## Begin

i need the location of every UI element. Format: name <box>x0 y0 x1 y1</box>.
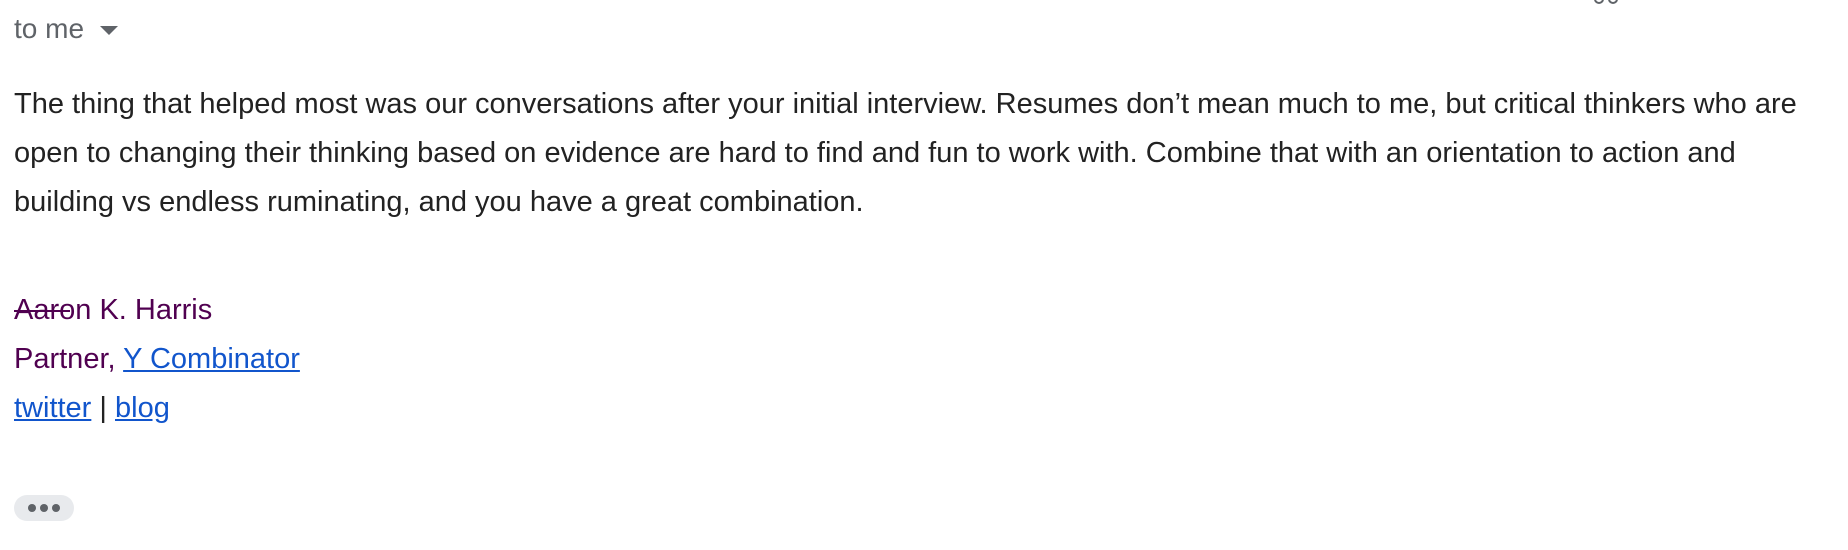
twitter-link[interactable]: twitter <box>14 392 92 424</box>
more-dot-icon <box>40 504 48 512</box>
recipient-row <box>14 12 118 46</box>
signature-name: Aaron K. Harris <box>14 294 213 326</box>
links-separator: | <box>99 392 107 424</box>
recipient-label: to me <box>14 13 85 44</box>
company-link[interactable]: Y Combinator <box>123 343 300 375</box>
show-trimmed-content-button[interactable] <box>14 495 74 521</box>
clipped-icon-right <box>1608 0 1618 4</box>
signature-title-prefix: Partner, <box>14 343 116 375</box>
signature-block <box>14 286 300 433</box>
recipient-details-dropdown-icon[interactable] <box>100 26 118 35</box>
signature-title-line <box>14 335 300 384</box>
more-dot-icon <box>28 504 36 512</box>
more-dot-icon <box>52 504 60 512</box>
clipped-icon-left <box>1594 0 1604 4</box>
clipped-header-icons <box>1594 0 1622 4</box>
message-body <box>14 80 1814 227</box>
message-paragraph: The thing that helped most was our conversations after your initial interview. Resumes don’t mean much to me, but critical thinkers who are open to changing their thinking based on evidence are hard to find and fun to work with. Combine that with an orientation to action and building vs endless ruminating, and you have a great combination. <box>14 88 1797 218</box>
signature-links-line <box>14 384 300 433</box>
blog-link[interactable]: blog <box>115 392 170 424</box>
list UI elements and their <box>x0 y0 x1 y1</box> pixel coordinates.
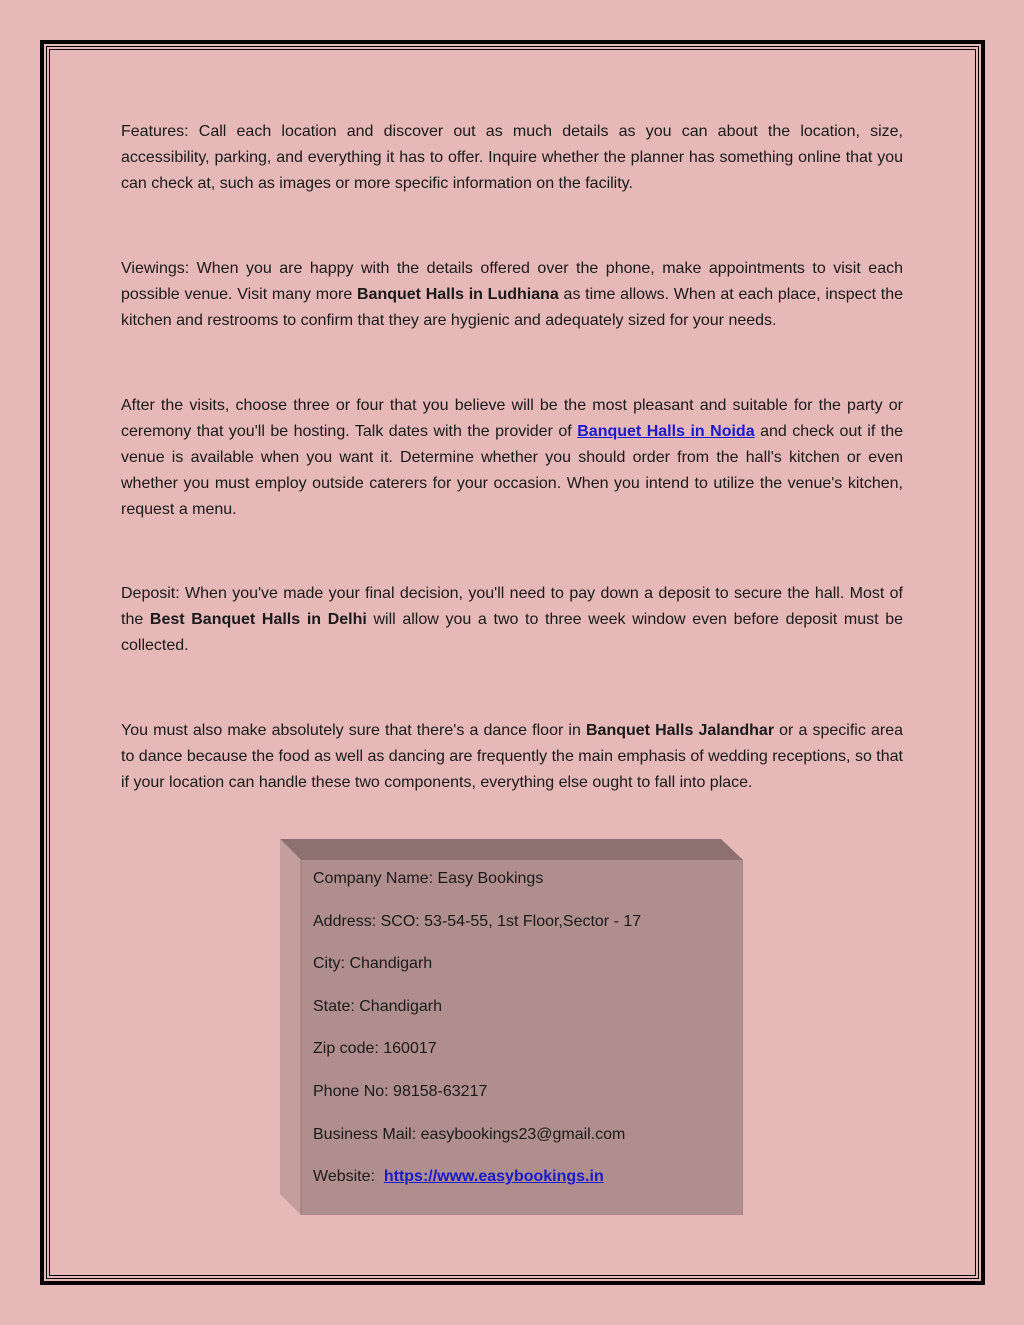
address: Address: SCO: 53-54-55, 1st Floor,Sector - 17 <box>313 912 642 930</box>
deposit-text: Deposit: When you've made your final decision, you'll need to pay down a deposit to secure the hall. Most of the <box>121 585 903 628</box>
paragraph-after-visits <box>121 393 903 523</box>
viewings-text: Viewings: When you are happy with the details offered over the phone, make appointments to visit each possible venue. Visit many more <box>121 260 903 303</box>
state: State: Chandigarh <box>313 997 442 1015</box>
company-name: Company Name: Easy Bookings <box>313 870 544 887</box>
after-text-end: and check out if the venue is available when you want it. Determine whether you should order from the hall's kitchen or even whether you must employ outside caterers for your occasion. When you intend to utilize the venue's kitchen, request a menu. <box>121 423 904 518</box>
city: City: Chandigarh <box>313 955 433 973</box>
deposit-text-end: will allow you a two to three week window even before deposit must be collected. <box>121 611 903 654</box>
paragraph-dance-floor <box>121 718 903 796</box>
website-link[interactable]: https://www.easybookings.in <box>383 1168 604 1186</box>
link-banquet-halls-noida[interactable]: Banquet Halls in Noida <box>577 423 755 440</box>
phone-number: Phone No: 98158-63217 <box>313 1082 488 1100</box>
features-text: Features: Call each location and discover out as much details as you can about the location, size, accessibility, parking, and everything it has to offer. Inquire whether the planner has something online that you can check at, such as images or more specific information on the facility. <box>121 123 903 192</box>
keyword-delhi: Best Banquet Halls in Delhi <box>149 611 367 628</box>
paragraph-deposit <box>121 581 903 659</box>
dance-text: You must also make absolutely sure that there's a dance floor in <box>121 722 586 739</box>
after-text: After the visits, choose three or four that you believe will be the most pleasant and suitable for the party or ceremony that you'll be hosting. Talk dates with the provider of <box>121 397 903 440</box>
keyword-ludhiana: Banquet Halls in Ludhiana <box>356 286 559 303</box>
dance-text-end: or a specific area to dance because the food as well as dancing are frequently the main emphasis of wedding receptions, so that if your location can handle these two components, everything else ought to fall into place. <box>121 722 904 791</box>
paragraph-features <box>121 119 903 197</box>
business-mail: Business Mail: easybookings23@gmail.com <box>313 1125 626 1143</box>
website-label: Website: <box>313 1168 384 1186</box>
contact-details <box>313 866 733 1207</box>
keyword-jalandhar: Banquet Halls Jalandhar <box>585 722 775 739</box>
zip-code: Zip code: 160017 <box>313 1040 437 1058</box>
paragraph-viewings <box>121 256 903 334</box>
viewings-text-end: as time allows. When at each place, inspect the kitchen and restrooms to confirm that they are hygienic and adequately sized for your needs. <box>121 286 904 329</box>
website-row <box>313 1164 733 1207</box>
box-top-bevel <box>280 839 743 860</box>
box-left-bevel <box>280 839 301 1215</box>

## End

## TASK TO COMPLETE
Format every line of the records above as a JSON list of strings, one string per line, omitting blank lines and leaving out the pictures.

## WRITTEN RESPONSE
[
  "i need the location of every UI element. Format: name <box>x0 y0 x1 y1</box>.",
  "twitter-link[interactable]: twitter <box>14 392 92 424</box>",
  "more-dot-icon <box>40 504 48 512</box>",
  "recipient-row <box>14 12 118 46</box>",
  "signature-name: Aaron K. Harris <box>14 294 213 326</box>",
  "links-separator: | <box>99 392 107 424</box>",
  "recipient-label: to me <box>14 13 85 44</box>",
  "company-link[interactable]: Y Combinator <box>123 343 300 375</box>",
  "show-trimmed-content-button[interactable] <box>14 495 74 521</box>",
  "clipped-icon-right <box>1608 0 1618 4</box>",
  "signature-title-prefix: Partner, <box>14 343 116 375</box>",
  "signature-block <box>14 286 300 433</box>",
  "recipient-details-dropdown-icon[interactable] <box>100 26 118 35</box>",
  "signature-title-line <box>14 335 300 384</box>",
  "more-dot-icon <box>28 504 36 512</box>",
  "more-dot-icon <box>52 504 60 512</box>",
  "clipped-icon-left <box>1594 0 1604 4</box>",
  "clipped-header-icons <box>1594 0 1622 4</box>",
  "message-body <box>14 80 1814 227</box>",
  "message-paragraph: The thing that helped most was our conversations after your initial interview. Resumes don’t mean much to me, but critical thinkers who are open to changing their thinking based on evidence are hard to find and fun to work with. Combine that with an orientation to action and building vs endless ruminating, and you have a great combination. <box>14 88 1797 218</box>",
  "signature-links-line <box>14 384 300 433</box>",
  "blog-link[interactable]: blog <box>115 392 170 424</box>",
  "list UI elements and their <box>x0 y0 x1 y1</box> pixel coordinates.",
  "address: Address: SCO: 53-54-55, 1st Floor,Sector - 17 <box>313 912 642 930</box>",
  "deposit-text: Deposit: When you've made your final decision, you'll need to pay down a deposit to secure the hall. Most of the <box>121 585 903 628</box>",
  "paragraph-after-visits <box>121 393 903 523</box>",
  "viewings-text: Viewings: When you are happy with the details offered over the phone, make appointments to visit each possible venue. Visit many more <box>121 260 903 303</box>",
  "state: State: Chandigarh <box>313 997 442 1015</box>",
  "company-name: Company Name: Easy Bookings <box>313 870 544 887</box>",
  "after-text-end: and check out if the venue is available when you want it. Determine whether you should order from the hall's kitchen or even whether you must employ outside caterers for your occasion. When you intend to utilize the venue's kitchen, request a menu. <box>121 423 904 518</box>",
  "city: City: Chandigarh <box>313 955 433 973</box>",
  "deposit-text-end: will allow you a two to three week window even before deposit must be collected. <box>121 611 903 654</box>",
  "paragraph-dance-floor <box>121 718 903 796</box>",
  "website-link[interactable]: https://www.easybookings.in <box>383 1168 604 1186</box>",
  "link-banquet-halls-noida[interactable]: Banquet Halls in Noida <box>577 423 755 440</box>",
  "phone-number: Phone No: 98158-63217 <box>313 1082 488 1100</box>",
  "features-text: Features: Call each location and discover out as much details as you can about the location, size, accessibility, parking, and everything it has to offer. Inquire whether the planner has something online that you can check at, such as images or more specific information on the facility. <box>121 123 903 192</box>",
  "keyword-delhi: Best Banquet Halls in Delhi <box>149 611 367 628</box>",
  "paragraph-deposit <box>121 581 903 659</box>",
  "dance-text: You must also make absolutely sure that there's a dance floor in <box>121 722 586 739</box>",
  "after-text: After the visits, choose three or four that you believe will be the most pleasant and suitable for the party or ceremony that you'll be hosting. Talk dates with the provider of <box>121 397 903 440</box>",
  "keyword-ludhiana: Banquet Halls in Ludhiana <box>356 286 559 303</box>",
  "dance-text-end: or a specific area to dance because the food as well as dancing are frequently the main emphasis of wedding receptions, so that if your location can handle these two components, everything else ought to fall into place. <box>121 722 904 791</box>",
  "paragraph-features <box>121 119 903 197</box>",
  "business-mail: Business Mail: easybookings23@gmail.com <box>313 1125 626 1143</box>",
  "website-label: Website: <box>313 1168 384 1186</box>",
  "contact-details <box>313 866 733 1207</box>",
  "keyword-jalandhar: Banquet Halls Jalandhar <box>585 722 775 739</box>",
  "zip-code: Zip code: 160017 <box>313 1040 437 1058</box>",
  "paragraph-viewings <box>121 256 903 334</box>",
  "viewings-text-end: as time allows. When at each place, inspect the kitchen and restrooms to confirm that they are hygienic and adequately sized for your needs. <box>121 286 904 329</box>",
  "website-row <box>313 1164 733 1207</box>",
  "box-top-bevel <box>280 839 743 860</box>",
  "box-left-bevel <box>280 839 301 1215</box>"
]